(begin)

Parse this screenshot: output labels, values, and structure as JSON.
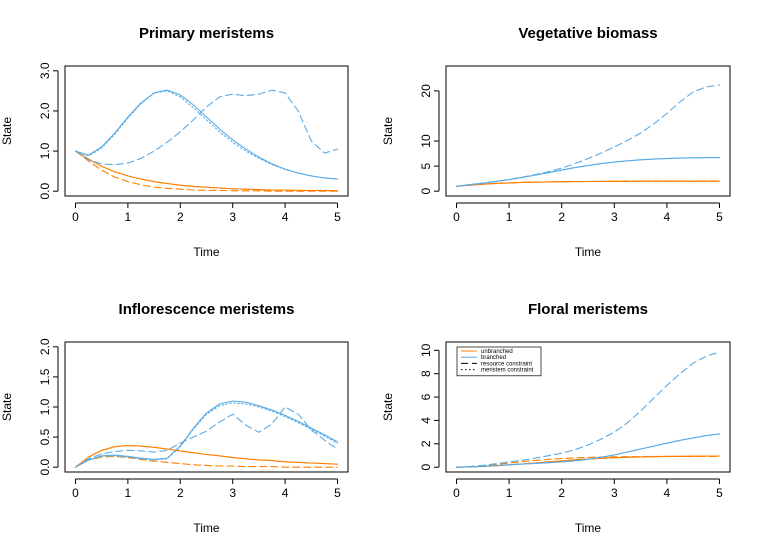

(end)
(begin)

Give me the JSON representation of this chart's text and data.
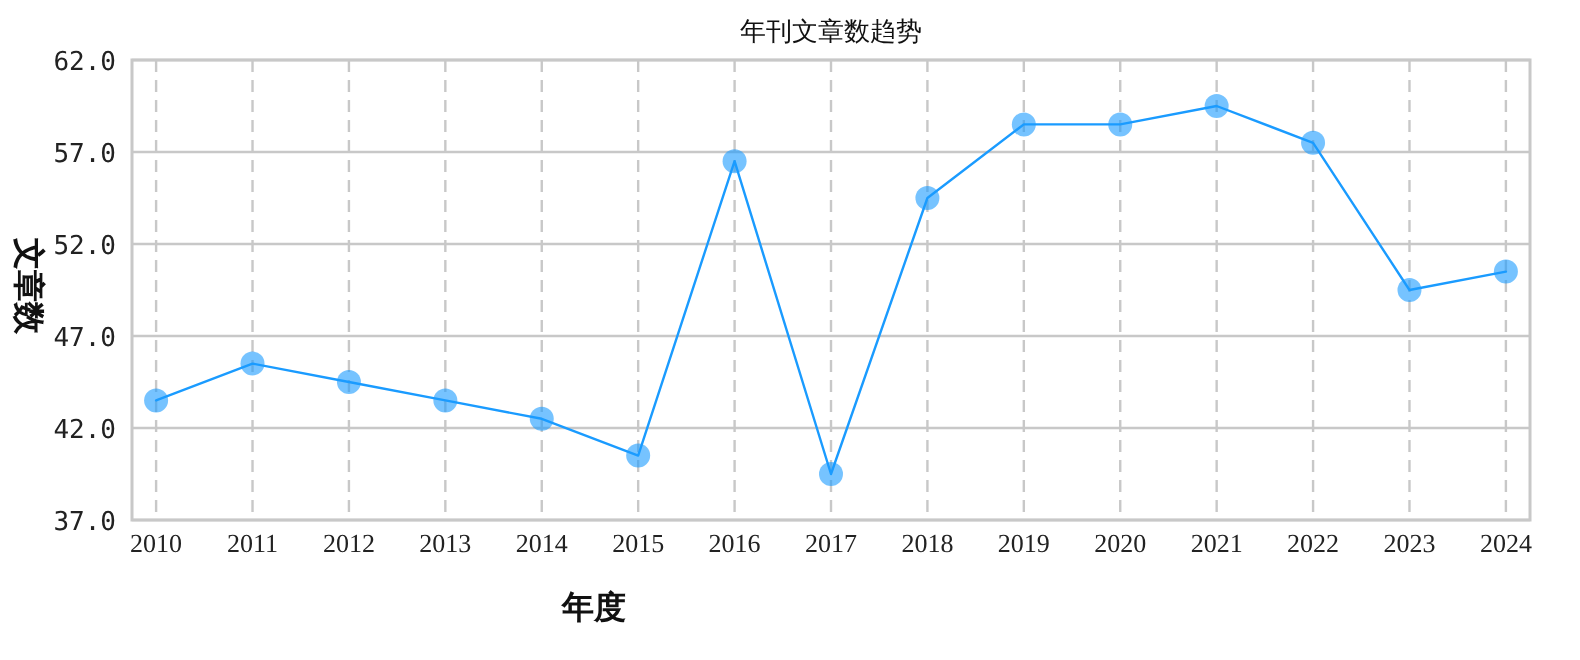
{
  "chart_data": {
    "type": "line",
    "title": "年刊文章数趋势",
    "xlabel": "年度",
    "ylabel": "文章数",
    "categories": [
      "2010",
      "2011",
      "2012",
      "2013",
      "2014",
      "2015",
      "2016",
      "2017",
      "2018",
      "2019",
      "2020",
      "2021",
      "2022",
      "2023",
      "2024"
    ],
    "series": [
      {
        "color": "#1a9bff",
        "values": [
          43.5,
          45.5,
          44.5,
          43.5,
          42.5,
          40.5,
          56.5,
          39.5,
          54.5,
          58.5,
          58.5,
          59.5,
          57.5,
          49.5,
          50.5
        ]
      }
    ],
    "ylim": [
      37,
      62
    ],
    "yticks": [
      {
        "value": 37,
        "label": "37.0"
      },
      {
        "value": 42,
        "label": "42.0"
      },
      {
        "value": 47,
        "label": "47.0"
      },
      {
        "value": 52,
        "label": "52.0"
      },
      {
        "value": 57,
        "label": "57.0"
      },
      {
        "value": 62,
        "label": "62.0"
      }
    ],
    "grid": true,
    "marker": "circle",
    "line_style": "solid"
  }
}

(end)
(begin)

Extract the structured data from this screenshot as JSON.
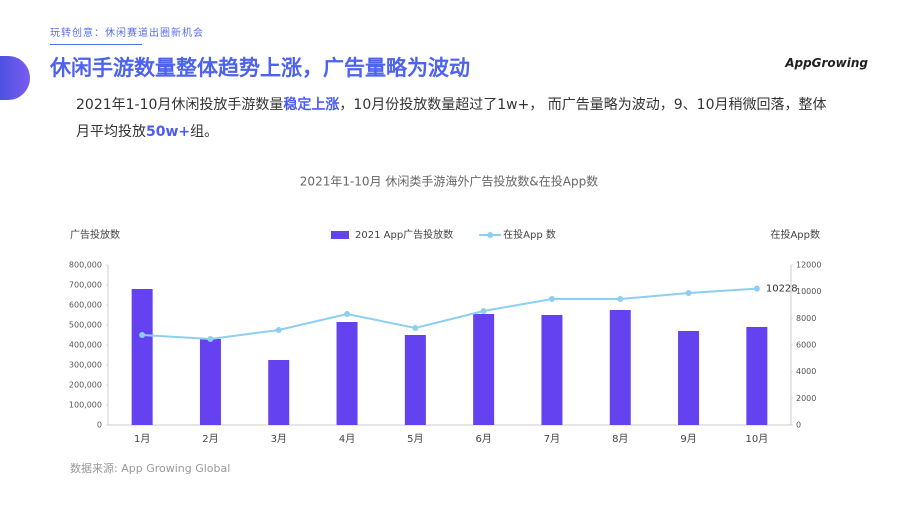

(end)

** AIM OF THE TASK **
In the listing, find all lines with the string "screenshot" and copy them.

** TASK RESULT **
Parse this screenshot: output labels, values, and structure as JSON.
Extract the structured data from this screenshot as JSON.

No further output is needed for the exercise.